++++ Provided records
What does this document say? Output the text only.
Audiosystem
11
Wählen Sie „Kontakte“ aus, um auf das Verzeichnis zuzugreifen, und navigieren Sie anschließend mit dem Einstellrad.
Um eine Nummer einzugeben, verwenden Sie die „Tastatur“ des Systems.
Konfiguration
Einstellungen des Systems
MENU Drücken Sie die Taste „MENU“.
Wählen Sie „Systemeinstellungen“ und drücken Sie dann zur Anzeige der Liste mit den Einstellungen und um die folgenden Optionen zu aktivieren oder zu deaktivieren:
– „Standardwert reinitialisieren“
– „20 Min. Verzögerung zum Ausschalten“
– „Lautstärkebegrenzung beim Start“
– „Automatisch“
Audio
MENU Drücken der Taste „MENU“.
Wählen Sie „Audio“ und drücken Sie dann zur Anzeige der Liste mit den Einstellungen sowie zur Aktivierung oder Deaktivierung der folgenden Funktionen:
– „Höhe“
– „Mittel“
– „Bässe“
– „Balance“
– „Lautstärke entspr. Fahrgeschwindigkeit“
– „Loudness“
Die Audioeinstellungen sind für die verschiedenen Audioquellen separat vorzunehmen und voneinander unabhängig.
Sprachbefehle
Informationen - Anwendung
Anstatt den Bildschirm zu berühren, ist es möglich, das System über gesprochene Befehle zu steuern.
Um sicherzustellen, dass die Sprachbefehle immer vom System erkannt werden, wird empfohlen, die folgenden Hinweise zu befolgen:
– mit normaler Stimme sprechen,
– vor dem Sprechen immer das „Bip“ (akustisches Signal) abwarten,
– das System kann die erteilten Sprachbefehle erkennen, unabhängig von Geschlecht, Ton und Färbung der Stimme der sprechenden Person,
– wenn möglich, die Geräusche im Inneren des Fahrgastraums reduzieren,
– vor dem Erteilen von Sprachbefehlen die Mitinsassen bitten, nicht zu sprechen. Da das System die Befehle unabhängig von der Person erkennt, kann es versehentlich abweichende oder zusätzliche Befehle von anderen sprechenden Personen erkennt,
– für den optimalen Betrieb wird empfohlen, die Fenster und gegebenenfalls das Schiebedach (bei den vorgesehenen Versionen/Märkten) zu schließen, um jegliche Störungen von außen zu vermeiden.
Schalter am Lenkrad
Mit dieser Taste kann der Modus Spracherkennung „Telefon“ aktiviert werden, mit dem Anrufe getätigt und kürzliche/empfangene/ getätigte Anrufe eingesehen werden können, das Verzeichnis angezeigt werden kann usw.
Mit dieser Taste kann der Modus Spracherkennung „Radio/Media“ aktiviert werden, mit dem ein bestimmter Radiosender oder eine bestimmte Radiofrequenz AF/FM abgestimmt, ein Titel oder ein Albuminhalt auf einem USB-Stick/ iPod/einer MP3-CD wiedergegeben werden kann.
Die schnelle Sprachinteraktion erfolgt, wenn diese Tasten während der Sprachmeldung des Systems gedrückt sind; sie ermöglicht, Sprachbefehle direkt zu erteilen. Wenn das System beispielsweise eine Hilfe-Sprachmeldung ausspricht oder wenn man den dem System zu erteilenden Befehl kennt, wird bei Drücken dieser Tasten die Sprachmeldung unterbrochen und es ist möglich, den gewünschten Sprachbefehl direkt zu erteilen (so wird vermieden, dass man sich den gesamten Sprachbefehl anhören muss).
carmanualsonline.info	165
++++++++
Show all lines in the entries above where the string "folgenden" appears.

* **Solution to this exercise**
Wählen Sie „Systemeinstellungen“ und drücken Sie dann zur Anzeige der Liste mit den Einstellungen und um die folgenden Optionen zu aktivieren oder zu deaktivieren:
Wählen Sie „Audio“ und drücken Sie dann zur Anzeige der Liste mit den Einstellungen sowie zur Aktivierung oder Deaktivierung der folgenden Funktionen:
Um sicherzustellen, dass die Sprachbefehle immer vom System erkannt werden, wird empfohlen, die folgenden Hinweise zu befolgen:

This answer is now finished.